● Collected data entries:
=-=-=-=-=

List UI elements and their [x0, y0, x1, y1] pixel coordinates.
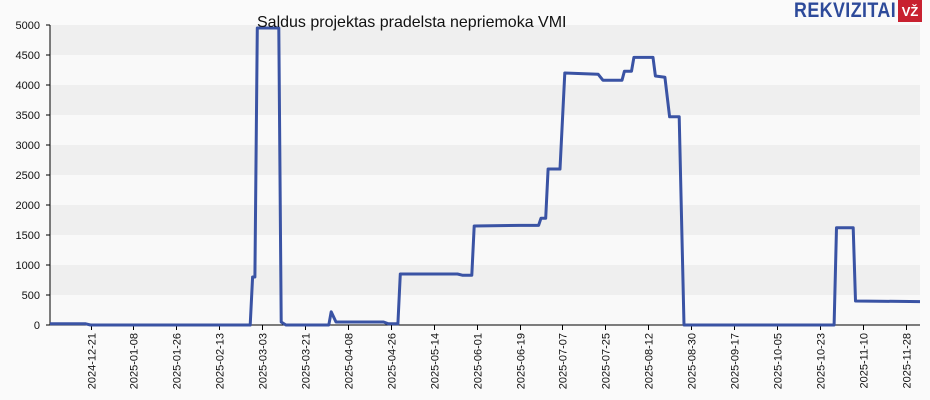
svg-text:2025-08-30: 2025-08-30 — [687, 333, 699, 389]
data-line — [50, 26, 921, 327]
svg-text:2500: 2500 — [16, 170, 40, 182]
chart-title: Saldus projektas pradelsta nepriemoka VM… — [257, 14, 567, 31]
svg-text:2025-10-23: 2025-10-23 — [816, 333, 828, 389]
svg-text:2025-11-10: 2025-11-10 — [859, 333, 871, 388]
grid-bands — [50, 25, 920, 325]
svg-text:4500: 4500 — [16, 50, 40, 62]
svg-text:2025-01-08: 2025-01-08 — [129, 333, 141, 389]
svg-text:2025-07-07: 2025-07-07 — [558, 333, 570, 389]
svg-text:2025-08-12: 2025-08-12 — [644, 333, 656, 389]
svg-text:3000: 3000 — [16, 140, 40, 152]
svg-text:2025-01-26: 2025-01-26 — [172, 333, 184, 389]
svg-text:2025-04-26: 2025-04-26 — [387, 333, 399, 389]
svg-text:2025-05-14: 2025-05-14 — [430, 333, 442, 389]
svg-text:500: 500 — [22, 290, 40, 302]
svg-text:2025-04-08: 2025-04-08 — [344, 333, 356, 389]
svg-text:1500: 1500 — [16, 230, 40, 242]
svg-text:1000: 1000 — [16, 260, 40, 272]
svg-text:2025-07-25: 2025-07-25 — [601, 333, 613, 389]
svg-text:0: 0 — [34, 320, 40, 332]
svg-text:2025-10-05: 2025-10-05 — [773, 333, 785, 389]
svg-text:2025-09-17: 2025-09-17 — [730, 333, 742, 389]
svg-text:2000: 2000 — [16, 200, 40, 212]
svg-text:2025-02-13: 2025-02-13 — [215, 333, 227, 389]
svg-text:2024-12-21: 2024-12-21 — [87, 333, 99, 389]
svg-text:2025-06-01: 2025-06-01 — [473, 333, 485, 389]
x-axis: 2024-12-21 2025-01-08 2025-01-26 2025-02-13… — [46, 324, 920, 389]
y-axis: 0 500 1000 1500 2000 2500 3000 3500 4000 4500 5000 — [16, 20, 51, 332]
svg-text:2025-03-03: 2025-03-03 — [258, 333, 270, 389]
svg-text:3500: 3500 — [16, 110, 40, 122]
svg-text:5000: 5000 — [16, 20, 40, 32]
brand-text: REKVIZITAI — [793, 0, 896, 22]
svg-text:2025-11-28: 2025-11-28 — [902, 333, 914, 388]
svg-text:2025-06-19: 2025-06-19 — [516, 333, 528, 389]
brand-badge-icon: VŽ — [898, 0, 922, 22]
svg-text:4000: 4000 — [16, 80, 40, 92]
svg-text:2025-03-21: 2025-03-21 — [301, 333, 313, 389]
brand-logo[interactable]: REKVIZITAI VŽ — [776, 0, 922, 22]
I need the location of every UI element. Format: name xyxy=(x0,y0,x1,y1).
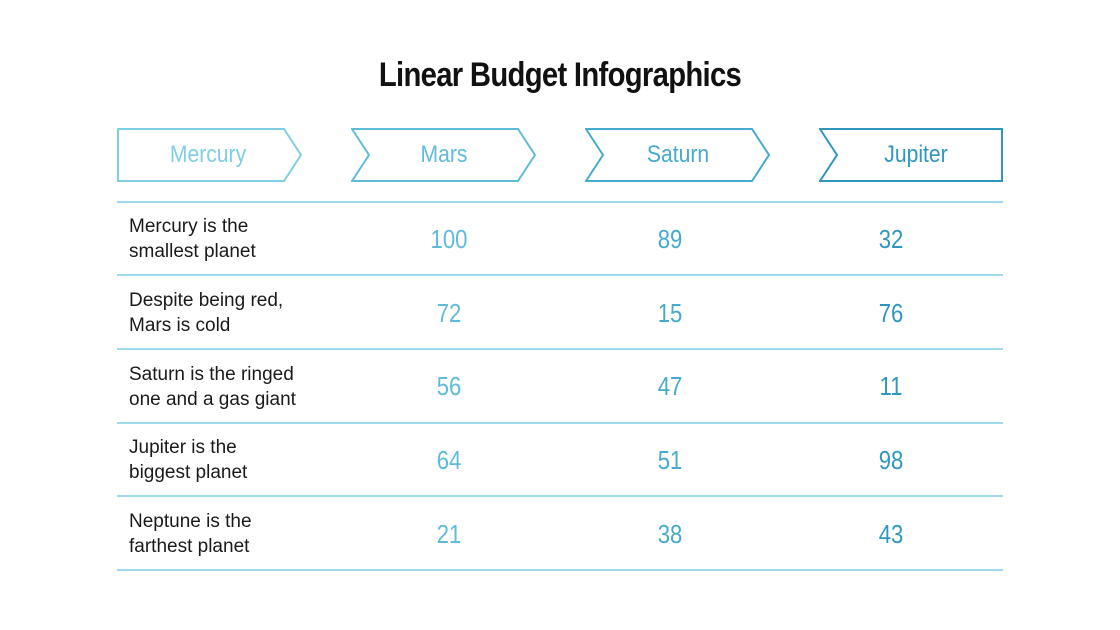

=-=-=-=-=

● Description of the task: Could you rewrite every line of the records above as a JSON list of strings, one string per line, with blank lines and the pictures left out?

● Correct output:
[
  "List UI elements and their [x0, y0, x1, y1] pixel coordinates.",
  "svg-text:2025-08-30: 2025-08-30 — [687, 333, 699, 389]",
  "data-line — [50, 26, 921, 327]",
  "svg-text:2500: 2500 — [16, 170, 40, 182]",
  "chart-title: Saldus projektas pradelsta nepriemoka VM… — [257, 14, 567, 31]",
  "svg-text:2025-10-23: 2025-10-23 — [816, 333, 828, 389]",
  "svg-text:2025-11-10: 2025-11-10 — [859, 333, 871, 388]",
  "grid-bands — [50, 25, 920, 325]",
  "svg-text:4500: 4500 — [16, 50, 40, 62]",
  "svg-text:2025-01-08: 2025-01-08 — [129, 333, 141, 389]",
  "svg-text:2025-07-07: 2025-07-07 — [558, 333, 570, 389]",
  "svg-text:2025-08-12: 2025-08-12 — [644, 333, 656, 389]",
  "svg-text:3000: 3000 — [16, 140, 40, 152]",
  "svg-text:2025-01-26: 2025-01-26 — [172, 333, 184, 389]",
  "svg-text:2025-04-26: 2025-04-26 — [387, 333, 399, 389]",
  "svg-text:2025-05-14: 2025-05-14 — [430, 333, 442, 389]",
  "svg-text:500: 500 — [22, 290, 40, 302]",
  "svg-text:2025-04-08: 2025-04-08 — [344, 333, 356, 389]",
  "svg-text:1500: 1500 — [16, 230, 40, 242]",
  "svg-text:1000: 1000 — [16, 260, 40, 272]",
  "svg-text:2025-07-25: 2025-07-25 — [601, 333, 613, 389]",
  "svg-text:0: 0 — [34, 320, 40, 332]",
  "svg-text:2025-10-05: 2025-10-05 — [773, 333, 785, 389]",
  "svg-text:2025-09-17: 2025-09-17 — [730, 333, 742, 389]",
  "svg-text:2000: 2000 — [16, 200, 40, 212]",
  "svg-text:2025-02-13: 2025-02-13 — [215, 333, 227, 389]",
  "svg-text:2024-12-21: 2024-12-21 — [87, 333, 99, 389]",
  "svg-text:2025-06-01: 2025-06-01 — [473, 333, 485, 389]",
  "x-axis: 2024-12-21 2025-01-08 2025-01-26 2025-02-13… — [46, 324, 920, 389]",
  "y-axis: 0 500 1000 1500 2000 2500 3000 3500 4000 4500 5000 — [16, 20, 51, 332]",
  "svg-text:2025-03-03: 2025-03-03 — [258, 333, 270, 389]",
  "svg-text:3500: 3500 — [16, 110, 40, 122]",
  "svg-text:5000: 5000 — [16, 20, 40, 32]",
  "brand-text: REKVIZITAI — [793, 0, 896, 22]",
  "svg-text:2025-11-28: 2025-11-28 — [902, 333, 914, 388]",
  "svg-text:2025-06-19: 2025-06-19 — [516, 333, 528, 389]",
  "brand-badge-icon: VŽ — [898, 0, 922, 22]",
  "svg-text:4000: 4000 — [16, 80, 40, 92]",
  "svg-text:2025-03-21: 2025-03-21 — [301, 333, 313, 389]",
  "brand-logo[interactable]: REKVIZITAI VŽ — [776, 0, 922, 22]",
  "I need the location of every UI element. Format: name xyxy=(x0,y0,x1,y1)."
]